== Data supplied

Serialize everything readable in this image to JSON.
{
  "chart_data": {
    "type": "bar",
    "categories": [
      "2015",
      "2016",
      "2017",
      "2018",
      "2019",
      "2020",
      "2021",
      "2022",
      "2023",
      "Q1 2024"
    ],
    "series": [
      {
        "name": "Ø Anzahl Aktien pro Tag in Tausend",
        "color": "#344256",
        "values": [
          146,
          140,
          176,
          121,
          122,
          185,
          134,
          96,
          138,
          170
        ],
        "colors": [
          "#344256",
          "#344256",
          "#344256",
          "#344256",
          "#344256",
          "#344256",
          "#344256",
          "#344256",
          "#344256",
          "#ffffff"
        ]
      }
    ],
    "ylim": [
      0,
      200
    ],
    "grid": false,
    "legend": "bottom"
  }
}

====

*Job*: Show the data once more, exactly as it was written.

*Answer*:
Serialize everything readable in this image to JSON.
{
  "chart_data": {
    "type": "bar",
    "categories": [
      "2015",
      "2016",
      "2017",
      "2018",
      "2019",
      "2020",
      "2021",
      "2022",
      "2023",
      "Q1 2024"
    ],
    "series": [
      {
        "name": "Ø Anzahl Aktien pro Tag in Tausend",
        "color": "#344256",
        "values": [
          146,
          140,
          176,
          121,
          122,
          185,
          134,
          96,
          138,
          170
        ],
        "colors": [
          "#344256",
          "#344256",
          "#344256",
          "#344256",
          "#344256",
          "#344256",
          "#344256",
          "#344256",
          "#344256",
          "#ffffff"
        ]
      }
    ],
    "ylim": [
      0,
      200
    ],
    "grid": false,
    "legend": "bottom"
  }
}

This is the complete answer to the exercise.